-- Start of Data --

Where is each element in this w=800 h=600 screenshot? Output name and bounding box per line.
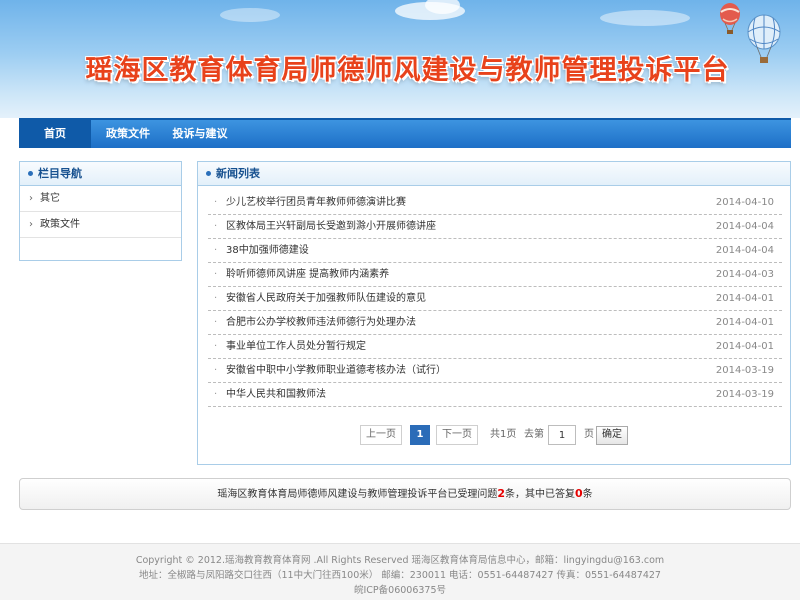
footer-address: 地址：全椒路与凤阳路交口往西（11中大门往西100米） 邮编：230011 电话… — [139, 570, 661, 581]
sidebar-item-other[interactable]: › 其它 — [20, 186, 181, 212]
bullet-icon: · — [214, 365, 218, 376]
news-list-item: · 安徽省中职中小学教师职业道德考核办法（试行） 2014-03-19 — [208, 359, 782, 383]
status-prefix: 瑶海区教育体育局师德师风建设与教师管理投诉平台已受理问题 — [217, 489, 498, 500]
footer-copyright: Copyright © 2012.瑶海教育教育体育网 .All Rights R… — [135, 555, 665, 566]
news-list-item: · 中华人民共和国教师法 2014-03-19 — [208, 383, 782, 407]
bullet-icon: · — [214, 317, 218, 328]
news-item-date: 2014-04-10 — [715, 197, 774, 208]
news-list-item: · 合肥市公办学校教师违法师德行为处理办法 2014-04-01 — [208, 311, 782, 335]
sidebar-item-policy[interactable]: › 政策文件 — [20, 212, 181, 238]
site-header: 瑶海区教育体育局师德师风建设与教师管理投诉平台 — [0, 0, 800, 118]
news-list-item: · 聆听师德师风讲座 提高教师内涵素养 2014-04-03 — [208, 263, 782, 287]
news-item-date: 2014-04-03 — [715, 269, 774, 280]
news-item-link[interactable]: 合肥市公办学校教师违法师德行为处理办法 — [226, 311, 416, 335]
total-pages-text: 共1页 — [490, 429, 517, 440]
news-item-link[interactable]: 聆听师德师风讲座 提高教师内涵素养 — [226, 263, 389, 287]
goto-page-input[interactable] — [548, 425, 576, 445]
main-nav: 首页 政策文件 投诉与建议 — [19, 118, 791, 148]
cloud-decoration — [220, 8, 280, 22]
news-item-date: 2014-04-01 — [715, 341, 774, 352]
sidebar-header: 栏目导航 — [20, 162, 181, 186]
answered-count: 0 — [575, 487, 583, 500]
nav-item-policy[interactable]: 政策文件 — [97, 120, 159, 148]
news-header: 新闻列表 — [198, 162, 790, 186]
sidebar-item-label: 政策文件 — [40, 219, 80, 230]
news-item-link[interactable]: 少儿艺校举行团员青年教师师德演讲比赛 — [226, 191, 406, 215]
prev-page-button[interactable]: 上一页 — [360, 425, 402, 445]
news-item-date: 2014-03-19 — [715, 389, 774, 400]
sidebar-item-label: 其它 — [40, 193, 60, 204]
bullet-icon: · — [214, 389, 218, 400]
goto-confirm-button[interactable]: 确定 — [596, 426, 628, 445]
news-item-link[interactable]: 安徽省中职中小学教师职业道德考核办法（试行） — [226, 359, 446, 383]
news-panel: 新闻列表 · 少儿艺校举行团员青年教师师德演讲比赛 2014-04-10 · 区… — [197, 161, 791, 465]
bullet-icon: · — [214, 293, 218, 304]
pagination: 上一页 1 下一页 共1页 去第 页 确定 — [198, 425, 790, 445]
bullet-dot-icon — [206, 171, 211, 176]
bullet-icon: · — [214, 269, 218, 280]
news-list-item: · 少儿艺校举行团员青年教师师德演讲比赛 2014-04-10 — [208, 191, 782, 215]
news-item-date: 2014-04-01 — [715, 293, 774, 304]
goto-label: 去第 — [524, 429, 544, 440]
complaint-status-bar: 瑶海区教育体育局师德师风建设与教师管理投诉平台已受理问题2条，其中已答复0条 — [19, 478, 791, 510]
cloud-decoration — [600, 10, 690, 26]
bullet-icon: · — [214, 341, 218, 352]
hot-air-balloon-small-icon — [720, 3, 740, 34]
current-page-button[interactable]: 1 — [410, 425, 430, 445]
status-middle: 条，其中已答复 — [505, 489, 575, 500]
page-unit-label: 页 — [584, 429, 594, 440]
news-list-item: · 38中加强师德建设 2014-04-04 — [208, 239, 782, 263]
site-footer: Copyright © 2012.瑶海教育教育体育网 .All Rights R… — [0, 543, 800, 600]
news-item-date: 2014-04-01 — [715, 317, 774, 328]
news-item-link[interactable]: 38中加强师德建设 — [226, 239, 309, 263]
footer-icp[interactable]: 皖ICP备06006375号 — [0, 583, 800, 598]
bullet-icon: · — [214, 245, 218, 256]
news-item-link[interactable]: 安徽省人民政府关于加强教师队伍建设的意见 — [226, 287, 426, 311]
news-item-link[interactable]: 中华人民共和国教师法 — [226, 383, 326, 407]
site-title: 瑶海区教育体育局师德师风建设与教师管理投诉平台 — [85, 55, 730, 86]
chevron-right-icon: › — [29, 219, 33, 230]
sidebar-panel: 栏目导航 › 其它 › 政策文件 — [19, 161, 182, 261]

-- End of Data --

Copy out every line of the listing above word for word, leaving out the picture.

Where is each element in this w=800 h=600 screenshot? Output name and bounding box per line.
footer-address: 地址：全椒路与凤阳路交口往西（11中大门往西100米） 邮编：230011 电话… — [139, 570, 661, 581]
sidebar-item-other[interactable]: › 其它 — [20, 186, 181, 212]
bullet-icon: · — [214, 365, 218, 376]
news-list-item: · 安徽省中职中小学教师职业道德考核办法（试行） 2014-03-19 — [208, 359, 782, 383]
status-prefix: 瑶海区教育体育局师德师风建设与教师管理投诉平台已受理问题 — [217, 489, 498, 500]
footer-copyright: Copyright © 2012.瑶海教育教育体育网 .All Rights R… — [135, 555, 665, 566]
news-list-item: · 中华人民共和国教师法 2014-03-19 — [208, 383, 782, 407]
bullet-icon: · — [214, 317, 218, 328]
news-item-date: 2014-04-10 — [715, 197, 774, 208]
news-list-item: · 合肥市公办学校教师违法师德行为处理办法 2014-04-01 — [208, 311, 782, 335]
sidebar-item-policy[interactable]: › 政策文件 — [20, 212, 181, 238]
site-header: 瑶海区教育体育局师德师风建设与教师管理投诉平台 — [0, 0, 800, 118]
news-list-item: · 聆听师德师风讲座 提高教师内涵素养 2014-04-03 — [208, 263, 782, 287]
news-item-date: 2014-04-03 — [715, 269, 774, 280]
news-item-link[interactable]: 合肥市公办学校教师违法师德行为处理办法 — [226, 311, 416, 335]
total-pages-text: 共1页 — [490, 429, 517, 440]
news-item-link[interactable]: 聆听师德师风讲座 提高教师内涵素养 — [226, 263, 389, 287]
goto-page-input[interactable] — [548, 425, 576, 445]
main-nav: 首页 政策文件 投诉与建议 — [19, 118, 791, 148]
cloud-decoration — [220, 8, 280, 22]
news-item-date: 2014-04-01 — [715, 341, 774, 352]
sidebar-header: 栏目导航 — [20, 162, 181, 186]
answered-count: 0 — [575, 487, 583, 500]
nav-item-policy[interactable]: 政策文件 — [97, 120, 159, 148]
news-header: 新闻列表 — [198, 162, 790, 186]
sidebar-item-label: 政策文件 — [40, 219, 80, 230]
news-item-link[interactable]: 少儿艺校举行团员青年教师师德演讲比赛 — [226, 191, 406, 215]
prev-page-button[interactable]: 上一页 — [360, 425, 402, 445]
news-item-date: 2014-03-19 — [715, 389, 774, 400]
sidebar-item-label: 其它 — [40, 193, 60, 204]
bullet-icon: · — [214, 389, 218, 400]
goto-confirm-button[interactable]: 确定 — [596, 426, 628, 445]
news-item-link[interactable]: 安徽省中职中小学教师职业道德考核办法（试行） — [226, 359, 446, 383]
news-panel: 新闻列表 · 少儿艺校举行团员青年教师师德演讲比赛 2014-04-10 · 区… — [197, 161, 791, 465]
bullet-icon: · — [214, 293, 218, 304]
pagination: 上一页 1 下一页 共1页 去第 页 确定 — [198, 425, 790, 445]
bullet-dot-icon — [206, 171, 211, 176]
bullet-icon: · — [214, 269, 218, 280]
news-list-item: · 少儿艺校举行团员青年教师师德演讲比赛 2014-04-10 — [208, 191, 782, 215]
news-item-date: 2014-04-01 — [715, 293, 774, 304]
goto-label: 去第 — [524, 429, 544, 440]
complaint-status-bar: 瑶海区教育体育局师德师风建设与教师管理投诉平台已受理问题2条，其中已答复0条 — [19, 478, 791, 510]
cloud-decoration — [600, 10, 690, 26]
bullet-icon: · — [214, 341, 218, 352]
hot-air-balloon-small-icon — [720, 3, 740, 34]
current-page-button[interactable]: 1 — [410, 425, 430, 445]
status-middle: 条，其中已答复 — [505, 489, 575, 500]
page-unit-label: 页 — [584, 429, 594, 440]
news-list-item: · 38中加强师德建设 2014-04-04 — [208, 239, 782, 263]
site-footer: Copyright © 2012.瑶海教育教育体育网 .All Rights R… — [0, 543, 800, 600]
news-item-date: 2014-04-01 — [715, 317, 774, 328]
news-item-link[interactable]: 38中加强师德建设 — [226, 239, 309, 263]
footer-icp[interactable]: 皖ICP备06006375号 — [0, 583, 800, 598]
bullet-icon: · — [214, 245, 218, 256]
news-item-link[interactable]: 安徽省人民政府关于加强教师队伍建设的意见 — [226, 287, 426, 311]
news-item-link[interactable]: 中华人民共和国教师法 — [226, 383, 326, 407]
site-title: 瑶海区教育体育局师德师风建设与教师管理投诉平台 — [85, 55, 730, 86]
chevron-right-icon: › — [29, 219, 33, 230]
sidebar-panel: 栏目导航 › 其它 › 政策文件 — [19, 161, 182, 261]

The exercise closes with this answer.